= WHAT TO PRODUCE =
Draw out every line with the word "sean" from the listing below.

= EXCERPTED RECORDS =
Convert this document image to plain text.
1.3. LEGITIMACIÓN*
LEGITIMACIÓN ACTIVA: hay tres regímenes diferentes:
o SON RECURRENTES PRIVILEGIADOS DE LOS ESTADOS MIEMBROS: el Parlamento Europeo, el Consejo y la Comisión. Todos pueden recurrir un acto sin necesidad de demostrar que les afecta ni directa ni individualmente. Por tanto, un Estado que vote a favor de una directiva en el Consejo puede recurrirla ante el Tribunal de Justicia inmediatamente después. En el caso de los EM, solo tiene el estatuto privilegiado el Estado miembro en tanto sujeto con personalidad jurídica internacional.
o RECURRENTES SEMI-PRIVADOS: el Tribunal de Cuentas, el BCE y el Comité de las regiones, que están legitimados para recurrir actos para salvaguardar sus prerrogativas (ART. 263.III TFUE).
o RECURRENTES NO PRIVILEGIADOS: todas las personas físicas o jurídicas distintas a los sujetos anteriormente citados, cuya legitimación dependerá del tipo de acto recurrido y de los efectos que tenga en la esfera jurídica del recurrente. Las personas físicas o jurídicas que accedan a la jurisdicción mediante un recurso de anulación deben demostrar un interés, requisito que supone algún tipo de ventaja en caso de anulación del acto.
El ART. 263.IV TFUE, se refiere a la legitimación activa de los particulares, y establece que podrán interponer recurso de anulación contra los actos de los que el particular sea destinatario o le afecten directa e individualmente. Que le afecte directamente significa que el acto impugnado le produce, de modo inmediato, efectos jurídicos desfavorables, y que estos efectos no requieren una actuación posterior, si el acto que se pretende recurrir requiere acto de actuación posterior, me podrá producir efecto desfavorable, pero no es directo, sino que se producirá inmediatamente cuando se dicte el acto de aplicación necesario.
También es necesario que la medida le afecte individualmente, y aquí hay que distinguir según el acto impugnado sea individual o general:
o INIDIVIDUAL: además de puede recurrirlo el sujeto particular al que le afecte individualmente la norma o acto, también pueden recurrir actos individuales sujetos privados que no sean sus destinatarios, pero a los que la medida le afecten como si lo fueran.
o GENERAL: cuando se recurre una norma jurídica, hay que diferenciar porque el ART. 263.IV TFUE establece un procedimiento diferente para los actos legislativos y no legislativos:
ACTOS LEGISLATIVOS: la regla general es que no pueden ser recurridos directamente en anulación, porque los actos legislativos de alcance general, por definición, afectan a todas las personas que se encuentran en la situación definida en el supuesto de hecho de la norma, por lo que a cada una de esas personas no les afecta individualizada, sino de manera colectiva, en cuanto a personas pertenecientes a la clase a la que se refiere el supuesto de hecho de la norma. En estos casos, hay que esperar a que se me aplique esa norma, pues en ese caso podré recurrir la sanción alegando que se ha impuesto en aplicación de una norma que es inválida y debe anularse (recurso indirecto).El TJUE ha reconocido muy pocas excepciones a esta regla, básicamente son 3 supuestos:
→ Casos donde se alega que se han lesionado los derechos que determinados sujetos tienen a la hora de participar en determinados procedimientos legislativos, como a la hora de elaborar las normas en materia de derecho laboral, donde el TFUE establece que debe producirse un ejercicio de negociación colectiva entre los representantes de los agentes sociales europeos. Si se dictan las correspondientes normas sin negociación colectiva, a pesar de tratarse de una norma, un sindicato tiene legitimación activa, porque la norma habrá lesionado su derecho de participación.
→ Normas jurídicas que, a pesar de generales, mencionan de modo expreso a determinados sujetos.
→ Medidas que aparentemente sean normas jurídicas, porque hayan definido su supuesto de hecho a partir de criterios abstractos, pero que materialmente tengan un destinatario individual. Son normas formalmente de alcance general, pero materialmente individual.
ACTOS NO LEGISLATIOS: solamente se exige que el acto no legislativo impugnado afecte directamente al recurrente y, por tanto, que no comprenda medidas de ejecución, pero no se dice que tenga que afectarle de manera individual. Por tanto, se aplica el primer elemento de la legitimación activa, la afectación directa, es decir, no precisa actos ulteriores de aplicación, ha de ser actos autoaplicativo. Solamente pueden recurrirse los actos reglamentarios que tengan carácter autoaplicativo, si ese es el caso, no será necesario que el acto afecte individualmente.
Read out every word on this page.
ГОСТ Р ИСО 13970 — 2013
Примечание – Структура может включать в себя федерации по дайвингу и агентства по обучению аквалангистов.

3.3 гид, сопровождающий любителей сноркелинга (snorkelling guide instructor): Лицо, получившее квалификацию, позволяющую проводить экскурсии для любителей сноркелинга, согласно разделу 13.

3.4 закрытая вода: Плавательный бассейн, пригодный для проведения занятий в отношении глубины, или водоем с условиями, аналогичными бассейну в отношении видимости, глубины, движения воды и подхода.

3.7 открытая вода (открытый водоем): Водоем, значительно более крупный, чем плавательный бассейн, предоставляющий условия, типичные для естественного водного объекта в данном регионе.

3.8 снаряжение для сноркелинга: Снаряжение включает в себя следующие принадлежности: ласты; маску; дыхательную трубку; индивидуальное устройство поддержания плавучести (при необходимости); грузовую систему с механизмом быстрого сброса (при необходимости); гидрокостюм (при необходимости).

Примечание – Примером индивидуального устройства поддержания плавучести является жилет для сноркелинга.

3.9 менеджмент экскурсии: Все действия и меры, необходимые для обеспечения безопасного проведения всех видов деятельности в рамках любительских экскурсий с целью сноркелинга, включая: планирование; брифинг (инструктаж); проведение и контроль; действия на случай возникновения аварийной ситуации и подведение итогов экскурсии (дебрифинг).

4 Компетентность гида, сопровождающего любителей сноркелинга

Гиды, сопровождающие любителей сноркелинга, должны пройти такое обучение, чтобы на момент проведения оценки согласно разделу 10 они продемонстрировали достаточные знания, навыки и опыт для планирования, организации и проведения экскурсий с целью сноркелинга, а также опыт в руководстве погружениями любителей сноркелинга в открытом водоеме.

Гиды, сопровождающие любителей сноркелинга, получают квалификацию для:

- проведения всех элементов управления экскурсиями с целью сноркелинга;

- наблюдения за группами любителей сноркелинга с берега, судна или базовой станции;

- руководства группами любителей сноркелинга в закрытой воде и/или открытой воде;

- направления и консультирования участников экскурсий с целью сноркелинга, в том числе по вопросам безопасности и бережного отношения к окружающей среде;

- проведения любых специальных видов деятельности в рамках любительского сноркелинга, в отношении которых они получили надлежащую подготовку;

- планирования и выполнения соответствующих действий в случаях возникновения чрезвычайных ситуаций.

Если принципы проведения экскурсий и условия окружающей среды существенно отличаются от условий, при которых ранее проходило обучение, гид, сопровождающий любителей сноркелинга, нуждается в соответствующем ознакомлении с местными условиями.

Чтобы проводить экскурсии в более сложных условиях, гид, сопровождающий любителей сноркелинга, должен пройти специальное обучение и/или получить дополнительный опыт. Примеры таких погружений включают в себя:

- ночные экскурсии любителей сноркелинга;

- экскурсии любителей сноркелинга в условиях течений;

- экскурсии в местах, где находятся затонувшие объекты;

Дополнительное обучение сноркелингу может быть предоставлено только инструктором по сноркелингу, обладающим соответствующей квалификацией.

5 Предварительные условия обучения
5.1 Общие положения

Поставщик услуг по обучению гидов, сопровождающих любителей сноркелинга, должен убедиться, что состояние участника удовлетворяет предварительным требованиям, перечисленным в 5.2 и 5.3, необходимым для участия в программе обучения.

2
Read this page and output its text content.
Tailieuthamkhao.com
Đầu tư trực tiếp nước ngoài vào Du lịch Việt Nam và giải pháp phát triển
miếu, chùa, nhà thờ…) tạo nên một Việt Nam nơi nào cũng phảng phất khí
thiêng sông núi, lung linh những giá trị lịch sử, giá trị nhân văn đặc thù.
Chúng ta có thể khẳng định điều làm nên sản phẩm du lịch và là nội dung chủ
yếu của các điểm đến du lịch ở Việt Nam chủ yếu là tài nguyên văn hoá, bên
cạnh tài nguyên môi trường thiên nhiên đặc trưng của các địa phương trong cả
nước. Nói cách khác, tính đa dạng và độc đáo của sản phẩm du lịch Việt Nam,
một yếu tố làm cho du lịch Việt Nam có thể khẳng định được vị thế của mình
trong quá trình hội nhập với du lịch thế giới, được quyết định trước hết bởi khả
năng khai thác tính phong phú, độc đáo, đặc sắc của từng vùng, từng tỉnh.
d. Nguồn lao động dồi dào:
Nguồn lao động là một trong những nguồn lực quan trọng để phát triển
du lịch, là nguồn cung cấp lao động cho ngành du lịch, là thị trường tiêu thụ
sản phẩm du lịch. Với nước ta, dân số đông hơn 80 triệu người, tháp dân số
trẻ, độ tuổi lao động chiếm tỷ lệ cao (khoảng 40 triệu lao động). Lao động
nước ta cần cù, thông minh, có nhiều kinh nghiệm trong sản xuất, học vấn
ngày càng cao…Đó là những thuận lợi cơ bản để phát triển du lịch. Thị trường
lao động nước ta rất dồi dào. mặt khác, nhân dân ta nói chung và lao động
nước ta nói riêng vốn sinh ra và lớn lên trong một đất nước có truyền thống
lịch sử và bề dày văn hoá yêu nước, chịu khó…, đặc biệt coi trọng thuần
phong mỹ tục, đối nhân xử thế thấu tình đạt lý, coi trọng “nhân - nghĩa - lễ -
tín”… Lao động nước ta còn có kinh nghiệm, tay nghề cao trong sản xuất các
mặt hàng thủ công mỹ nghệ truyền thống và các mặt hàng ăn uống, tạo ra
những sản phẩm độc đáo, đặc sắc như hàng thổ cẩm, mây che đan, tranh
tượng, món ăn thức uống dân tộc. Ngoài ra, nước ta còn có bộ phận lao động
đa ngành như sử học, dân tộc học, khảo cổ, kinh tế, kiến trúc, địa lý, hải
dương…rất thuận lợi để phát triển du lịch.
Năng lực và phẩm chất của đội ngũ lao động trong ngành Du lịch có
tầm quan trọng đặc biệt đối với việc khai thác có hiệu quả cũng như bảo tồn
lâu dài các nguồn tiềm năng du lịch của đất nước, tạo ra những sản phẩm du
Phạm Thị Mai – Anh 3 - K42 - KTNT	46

= OUTPUT OF THE TASK =
o INIDIVIDUAL: además de puede recurrirlo el sujeto particular al que le afecte individualmente la norma o acto, también pueden recurrir actos individuales sujetos privados que no sean sus destinatarios, pero a los que la medida le afecten como si lo fueran.
→ Medidas que aparentemente sean normas jurídicas, porque hayan definido su supuesto de hecho a partir de criterios abstractos, pero que materialmente tengan un destinatario individual. Son normas formalmente de alcance general, pero materialmente individual.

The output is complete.